◆ 読解用本文
********

WF 4 における NativeActivityContext を使った柔軟な実行管理メカニズム (の続き) として、今回は、Activity Delegates について記載します。

定義と実行

WF で扱うワークフローには、定義 (Definition) と実行 (Execution) という 2 つの概念があります。例えば、以下の簡単なワークフロー実行では、前半がこの workflow1 の「定義」であり、Invoke が「実行」に相当します。

static void Main(string[] args){    // ワークフローの定義    Activity workflow1 = new Sequence()    {        Activities =        {            new WriteLine()            {                Text = "Hello !"            }        }    };    // ワークフローの実行    WorkflowInvoker.Invoke(workflow1);}

そして、定義段階に指定しなければならないものと、実行中に指定できるものが明確に区別されています。WF では実行時にアクティビティツリーの検証などをおこなっており、「定義」されていないことを「実行」しようとすると、例外の発生など、おかしなことが起こります。(例えば、ワークフローの実行中に、上記の「ワークフローの定義」と同じことをコードでおこなうと、例外が発生します。)

【注意】 第 6 回のアクティビティコンテキストの話でも実感していただけたかもしれませんが、 WF における「定義」、「実行」とは、プログラミング言語 (この場合は C#) の「定義」、「オブジェクト」とは異なっているので注意をしてください。言語で「定義」に相当するものは「クラス」、実行されるオブジェクトに相当するものは「インスタンス」になりますが、上記のコードの通り、ワークフローの定義 (Definition) は、言語でいうところの「インスタンス」として与えられ、実行されるそれぞれの状態は「コンテキスト」になります。

********

◆ 演習の構成
1) 本文のうち、「そして、定義段階に指定しなけ」を含む語句から始めて「なうと、例外が発生します。)」までの部分を、一字一句変えずに書き写しなさい。
2) 本文によると、WF で扱うワークフローにはどのような 2 つの概念がありますか。
3) 本文でかぎかっこ「」に囲まれている語句を、重複を除いてすべて挙げなさい。

********

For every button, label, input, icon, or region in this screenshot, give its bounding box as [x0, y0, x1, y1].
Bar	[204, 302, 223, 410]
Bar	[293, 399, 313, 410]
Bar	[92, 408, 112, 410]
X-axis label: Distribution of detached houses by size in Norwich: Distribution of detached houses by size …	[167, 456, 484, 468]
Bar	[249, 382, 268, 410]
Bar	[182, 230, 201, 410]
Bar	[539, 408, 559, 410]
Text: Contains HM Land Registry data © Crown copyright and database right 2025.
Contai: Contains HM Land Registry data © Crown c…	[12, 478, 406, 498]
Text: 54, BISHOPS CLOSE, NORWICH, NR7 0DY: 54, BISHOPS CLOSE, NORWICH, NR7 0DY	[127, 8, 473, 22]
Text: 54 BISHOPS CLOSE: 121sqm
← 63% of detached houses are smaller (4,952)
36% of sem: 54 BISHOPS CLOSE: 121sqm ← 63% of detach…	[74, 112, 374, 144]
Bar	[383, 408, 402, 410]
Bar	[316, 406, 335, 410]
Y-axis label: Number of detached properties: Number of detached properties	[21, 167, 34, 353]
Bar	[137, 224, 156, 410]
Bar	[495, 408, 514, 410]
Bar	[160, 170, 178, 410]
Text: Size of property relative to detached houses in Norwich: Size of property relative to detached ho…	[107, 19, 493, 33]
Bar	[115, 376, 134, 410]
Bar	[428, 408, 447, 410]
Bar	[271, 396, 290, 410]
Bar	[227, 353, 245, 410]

********

◆ 項目別解答
1)
そして、定義段階に指定しなければならないものと、実行中に指定できるものが明確に区別されています。WF では実行時にアクティビティツリーの検証などをおこなっており、「定義」されていないことを「実行」しようとすると、例外の発生など、おかしなことが起こります。(例えば、ワークフローの実行中に、上記の「ワークフローの定義」と同じことをコードでおこなうと、例外が発生します。)

2) 定義 (Definition) と実行 (Execution) です。

3) 定義、実行、ワークフローの定義、オブジェクト、クラス、インスタンス、コンテキスト